Gather every line in the records below that contains the word "sont".
::: DATA EXCERPTS
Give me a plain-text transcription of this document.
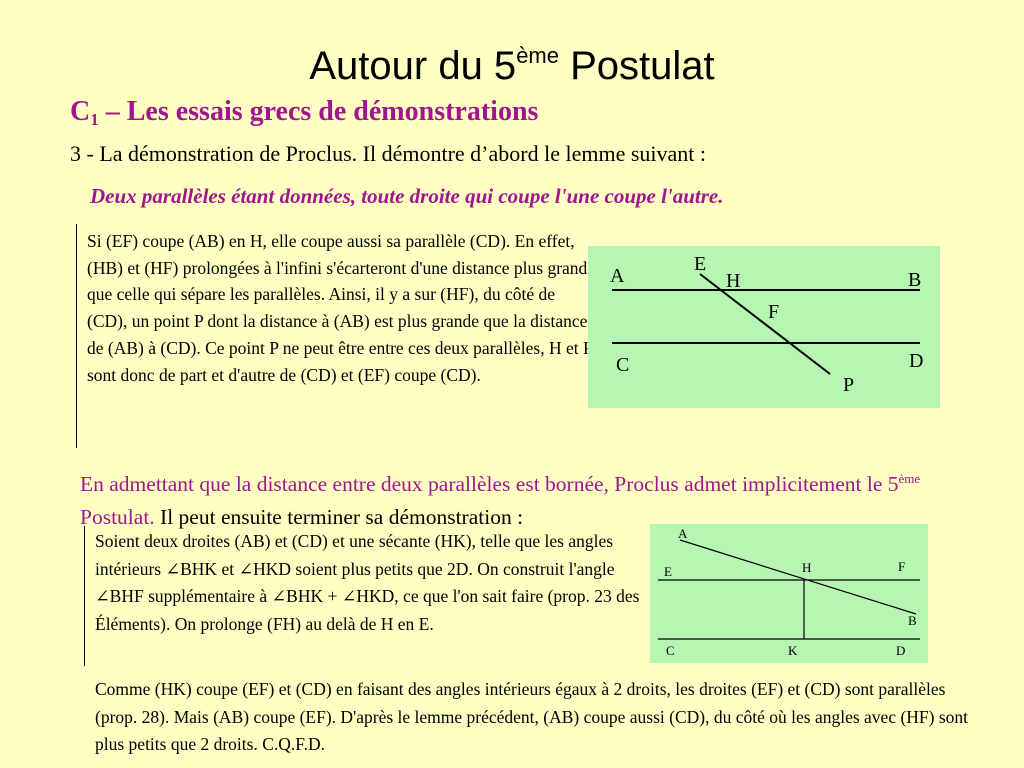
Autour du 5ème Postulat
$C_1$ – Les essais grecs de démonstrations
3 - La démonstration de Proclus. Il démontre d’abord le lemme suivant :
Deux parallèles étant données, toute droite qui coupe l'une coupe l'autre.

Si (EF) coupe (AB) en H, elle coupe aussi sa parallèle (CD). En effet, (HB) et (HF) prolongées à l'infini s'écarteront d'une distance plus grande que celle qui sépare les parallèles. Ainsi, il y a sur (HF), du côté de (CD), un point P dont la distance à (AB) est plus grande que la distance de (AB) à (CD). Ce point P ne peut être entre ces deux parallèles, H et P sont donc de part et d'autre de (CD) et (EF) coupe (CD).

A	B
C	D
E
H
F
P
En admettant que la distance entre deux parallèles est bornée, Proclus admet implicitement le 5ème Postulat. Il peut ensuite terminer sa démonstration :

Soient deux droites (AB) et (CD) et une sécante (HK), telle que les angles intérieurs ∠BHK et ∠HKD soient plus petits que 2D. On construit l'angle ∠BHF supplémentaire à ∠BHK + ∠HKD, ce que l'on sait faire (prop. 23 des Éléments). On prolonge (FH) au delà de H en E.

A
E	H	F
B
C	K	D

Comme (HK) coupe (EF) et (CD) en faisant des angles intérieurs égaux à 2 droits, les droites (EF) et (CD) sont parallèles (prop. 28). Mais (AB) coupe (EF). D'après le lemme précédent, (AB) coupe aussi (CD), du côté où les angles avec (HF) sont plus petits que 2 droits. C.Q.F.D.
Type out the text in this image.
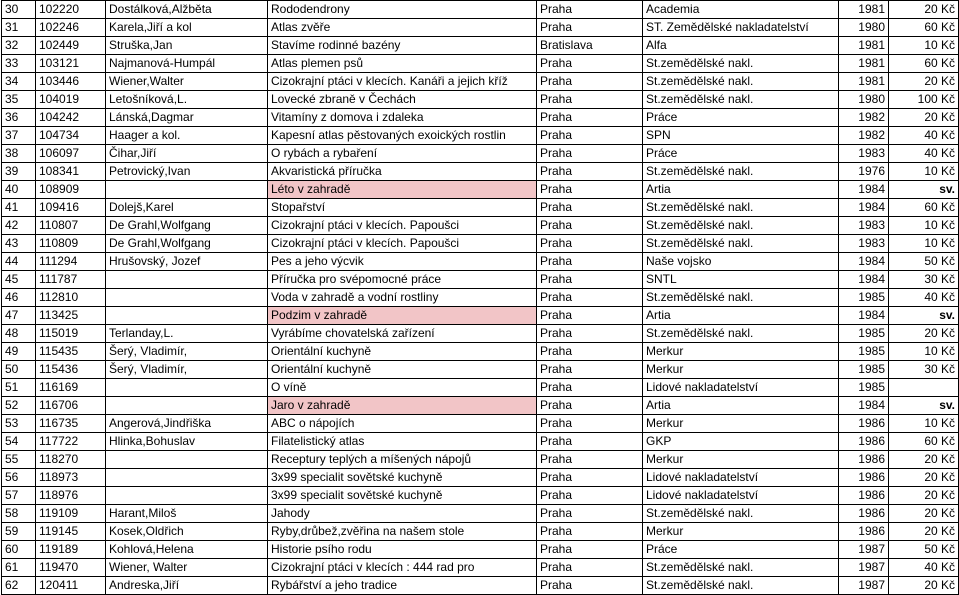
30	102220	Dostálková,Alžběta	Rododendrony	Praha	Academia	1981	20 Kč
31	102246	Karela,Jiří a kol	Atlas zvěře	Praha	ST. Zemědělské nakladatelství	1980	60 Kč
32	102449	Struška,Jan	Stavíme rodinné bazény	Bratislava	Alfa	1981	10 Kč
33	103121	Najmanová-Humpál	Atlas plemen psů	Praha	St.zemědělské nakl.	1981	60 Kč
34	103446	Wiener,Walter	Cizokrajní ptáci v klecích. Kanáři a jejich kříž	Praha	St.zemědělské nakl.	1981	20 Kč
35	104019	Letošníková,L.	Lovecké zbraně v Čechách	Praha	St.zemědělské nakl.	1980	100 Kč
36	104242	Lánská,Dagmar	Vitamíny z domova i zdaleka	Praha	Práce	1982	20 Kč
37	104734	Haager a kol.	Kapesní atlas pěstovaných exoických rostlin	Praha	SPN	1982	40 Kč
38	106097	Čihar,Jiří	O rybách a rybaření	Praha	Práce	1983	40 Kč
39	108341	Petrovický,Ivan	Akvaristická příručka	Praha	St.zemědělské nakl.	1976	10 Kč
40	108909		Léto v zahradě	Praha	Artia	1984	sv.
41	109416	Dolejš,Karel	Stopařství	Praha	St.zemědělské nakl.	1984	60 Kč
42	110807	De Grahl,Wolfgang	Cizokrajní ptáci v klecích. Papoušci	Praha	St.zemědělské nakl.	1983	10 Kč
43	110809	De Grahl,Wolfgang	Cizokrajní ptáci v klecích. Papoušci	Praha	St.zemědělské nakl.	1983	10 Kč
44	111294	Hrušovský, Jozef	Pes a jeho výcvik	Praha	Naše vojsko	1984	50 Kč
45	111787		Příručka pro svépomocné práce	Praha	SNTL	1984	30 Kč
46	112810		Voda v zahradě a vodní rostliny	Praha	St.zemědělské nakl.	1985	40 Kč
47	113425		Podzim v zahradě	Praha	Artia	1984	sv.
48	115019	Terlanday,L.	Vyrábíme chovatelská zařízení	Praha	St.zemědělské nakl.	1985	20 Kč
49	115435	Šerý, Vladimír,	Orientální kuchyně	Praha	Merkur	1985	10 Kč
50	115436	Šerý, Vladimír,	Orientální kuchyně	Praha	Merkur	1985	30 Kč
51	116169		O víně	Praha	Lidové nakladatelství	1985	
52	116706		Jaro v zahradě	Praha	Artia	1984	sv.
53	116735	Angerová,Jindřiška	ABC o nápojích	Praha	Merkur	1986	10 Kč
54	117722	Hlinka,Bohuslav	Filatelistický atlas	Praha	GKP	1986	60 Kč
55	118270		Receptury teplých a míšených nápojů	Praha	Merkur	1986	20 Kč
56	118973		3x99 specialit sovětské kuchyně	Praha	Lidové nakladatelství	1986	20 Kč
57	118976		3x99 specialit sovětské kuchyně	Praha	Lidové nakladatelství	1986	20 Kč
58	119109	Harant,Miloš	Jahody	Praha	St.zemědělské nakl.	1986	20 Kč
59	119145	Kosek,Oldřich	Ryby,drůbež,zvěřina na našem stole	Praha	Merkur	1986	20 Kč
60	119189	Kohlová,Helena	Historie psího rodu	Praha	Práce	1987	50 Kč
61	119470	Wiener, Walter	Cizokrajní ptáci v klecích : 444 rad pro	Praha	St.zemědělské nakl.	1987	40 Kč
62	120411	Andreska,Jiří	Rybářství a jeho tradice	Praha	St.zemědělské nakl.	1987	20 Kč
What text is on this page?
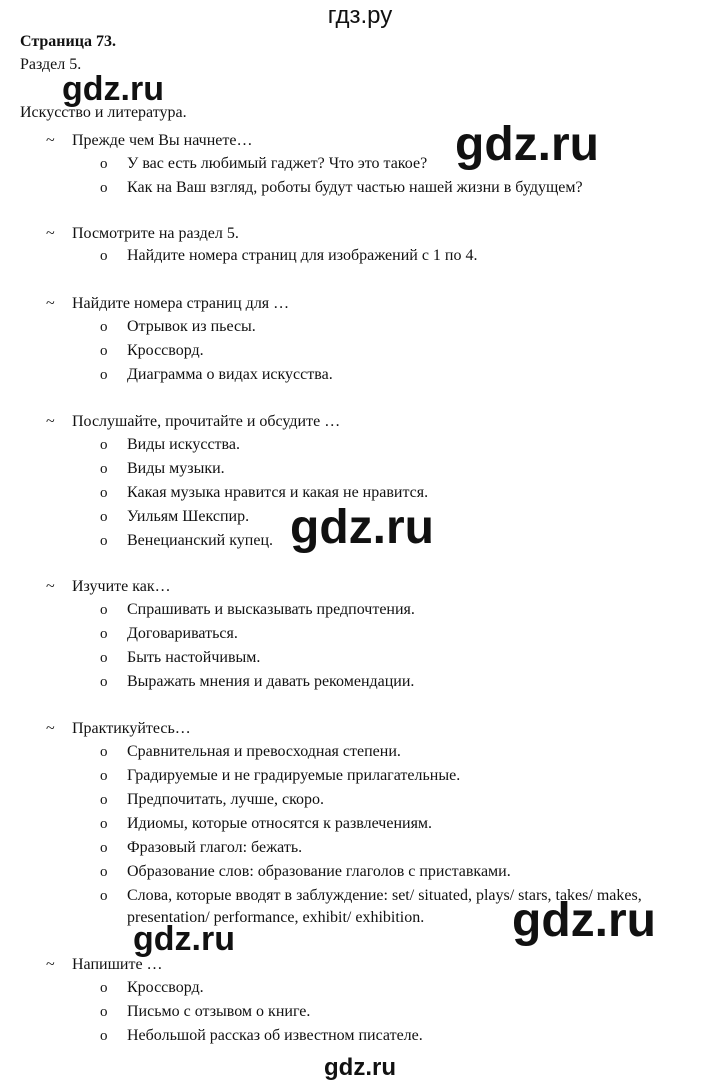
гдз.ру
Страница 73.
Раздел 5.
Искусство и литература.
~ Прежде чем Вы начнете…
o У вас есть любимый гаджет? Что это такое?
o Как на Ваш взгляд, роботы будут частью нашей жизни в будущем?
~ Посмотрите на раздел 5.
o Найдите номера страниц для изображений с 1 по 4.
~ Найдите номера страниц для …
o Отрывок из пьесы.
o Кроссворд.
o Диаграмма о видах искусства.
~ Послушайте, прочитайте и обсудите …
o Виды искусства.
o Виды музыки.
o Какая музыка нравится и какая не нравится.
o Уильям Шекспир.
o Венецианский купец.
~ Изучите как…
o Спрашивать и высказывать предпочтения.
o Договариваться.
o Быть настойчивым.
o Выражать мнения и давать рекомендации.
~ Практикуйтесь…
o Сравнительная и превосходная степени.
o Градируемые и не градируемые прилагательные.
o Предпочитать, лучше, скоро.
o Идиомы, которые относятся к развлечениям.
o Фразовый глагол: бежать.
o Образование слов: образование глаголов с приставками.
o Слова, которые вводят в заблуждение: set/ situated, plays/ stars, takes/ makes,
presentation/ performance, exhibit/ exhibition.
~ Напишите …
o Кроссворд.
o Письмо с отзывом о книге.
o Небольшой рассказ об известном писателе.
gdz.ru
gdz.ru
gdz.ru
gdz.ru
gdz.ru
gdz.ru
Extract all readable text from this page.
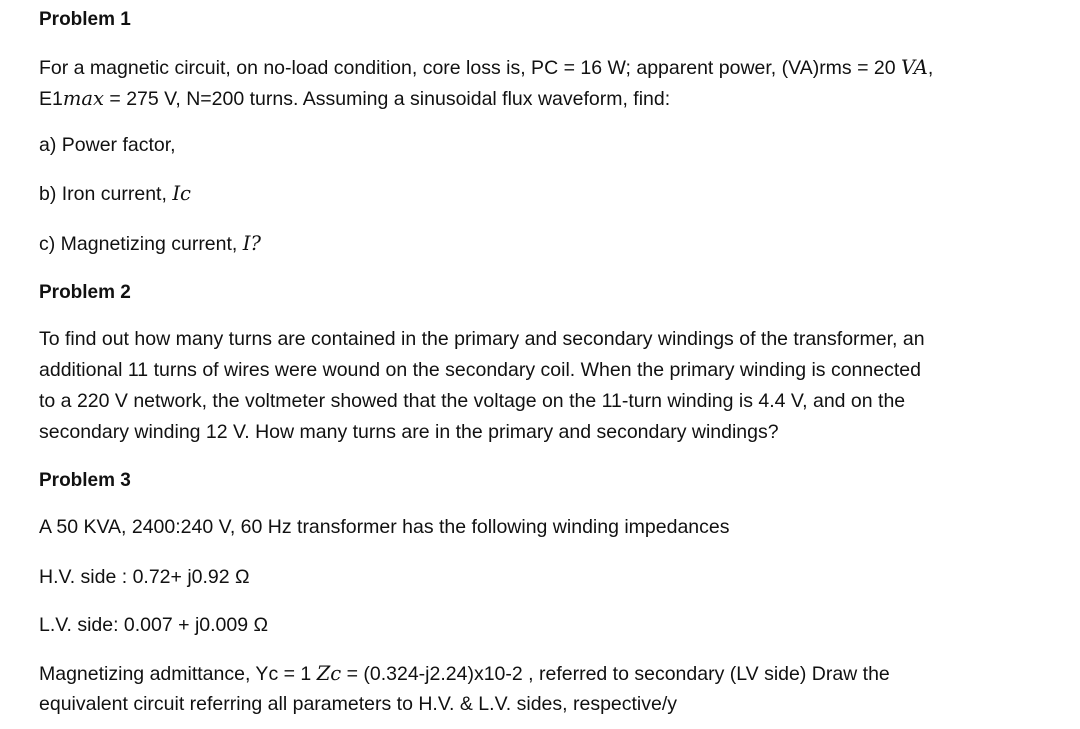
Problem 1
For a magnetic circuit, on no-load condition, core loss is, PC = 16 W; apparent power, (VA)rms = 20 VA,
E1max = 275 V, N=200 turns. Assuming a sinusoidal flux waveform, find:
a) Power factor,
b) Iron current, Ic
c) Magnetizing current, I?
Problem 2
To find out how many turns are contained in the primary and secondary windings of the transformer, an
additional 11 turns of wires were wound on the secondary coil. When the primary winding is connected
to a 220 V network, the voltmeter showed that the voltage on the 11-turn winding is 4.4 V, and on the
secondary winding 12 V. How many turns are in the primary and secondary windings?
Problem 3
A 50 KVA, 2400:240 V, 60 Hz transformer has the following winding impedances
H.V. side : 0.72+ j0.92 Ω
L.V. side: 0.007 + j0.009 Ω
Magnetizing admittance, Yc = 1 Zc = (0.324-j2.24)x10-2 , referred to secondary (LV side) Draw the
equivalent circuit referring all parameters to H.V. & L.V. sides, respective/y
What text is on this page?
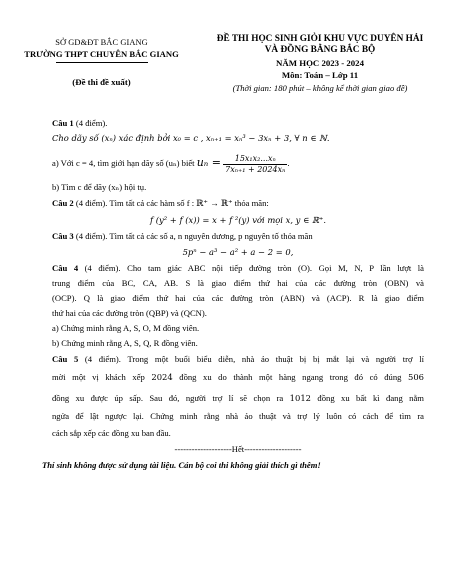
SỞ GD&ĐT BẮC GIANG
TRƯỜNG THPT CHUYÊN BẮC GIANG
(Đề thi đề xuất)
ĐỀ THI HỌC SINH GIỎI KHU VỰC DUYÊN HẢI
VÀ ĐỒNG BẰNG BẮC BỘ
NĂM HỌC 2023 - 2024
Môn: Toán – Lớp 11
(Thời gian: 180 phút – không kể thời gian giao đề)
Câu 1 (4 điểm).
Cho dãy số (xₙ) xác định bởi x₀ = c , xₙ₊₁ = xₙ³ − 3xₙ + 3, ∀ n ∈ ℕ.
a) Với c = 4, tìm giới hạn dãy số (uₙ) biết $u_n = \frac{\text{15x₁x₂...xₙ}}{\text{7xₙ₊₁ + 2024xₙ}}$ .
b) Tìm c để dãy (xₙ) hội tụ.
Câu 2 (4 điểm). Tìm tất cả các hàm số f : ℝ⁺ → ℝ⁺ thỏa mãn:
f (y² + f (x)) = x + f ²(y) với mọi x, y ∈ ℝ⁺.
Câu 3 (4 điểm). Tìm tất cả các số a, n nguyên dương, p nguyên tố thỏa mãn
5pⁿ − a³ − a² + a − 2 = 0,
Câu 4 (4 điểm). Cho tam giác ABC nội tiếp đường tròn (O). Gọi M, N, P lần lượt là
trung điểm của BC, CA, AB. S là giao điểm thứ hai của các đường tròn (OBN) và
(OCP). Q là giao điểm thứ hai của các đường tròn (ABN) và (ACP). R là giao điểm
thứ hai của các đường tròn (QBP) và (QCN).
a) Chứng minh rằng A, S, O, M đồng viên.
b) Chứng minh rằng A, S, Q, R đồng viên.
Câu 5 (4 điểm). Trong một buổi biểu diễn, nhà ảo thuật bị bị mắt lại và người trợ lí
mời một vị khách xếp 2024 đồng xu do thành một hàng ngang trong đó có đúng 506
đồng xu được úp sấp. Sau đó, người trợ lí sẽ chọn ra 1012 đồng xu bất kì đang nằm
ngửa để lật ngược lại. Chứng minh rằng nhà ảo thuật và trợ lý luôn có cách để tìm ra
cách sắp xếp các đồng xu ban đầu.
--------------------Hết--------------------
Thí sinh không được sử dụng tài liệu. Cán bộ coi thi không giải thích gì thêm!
::::::
• [ANSWER IN FULL]:
Si (EF) coupe (AB) en H, elle coupe aussi sa parallèle (CD). En effet, (HB) et (HF) prolongées à l'infini s'écarteront d'une distance plus grande que celle qui sépare les parallèles. Ainsi, il y a sur (HF), du côté de (CD), un point P dont la distance à (AB) est plus grande que la distance de (AB) à (CD). Ce point P ne peut être entre ces deux parallèles, H et P sont donc de part et d'autre de (CD) et (EF) coupe (CD).
Comme (HK) coupe (EF) et (CD) en faisant des angles intérieurs égaux à 2 droits, les droites (EF) et (CD) sont parallèles (prop. 28). Mais (AB) coupe (EF). D'après le lemme précédent, (AB) coupe aussi (CD), du côté où les angles avec (HF) sont plus petits que 2 droits. C.Q.F.D.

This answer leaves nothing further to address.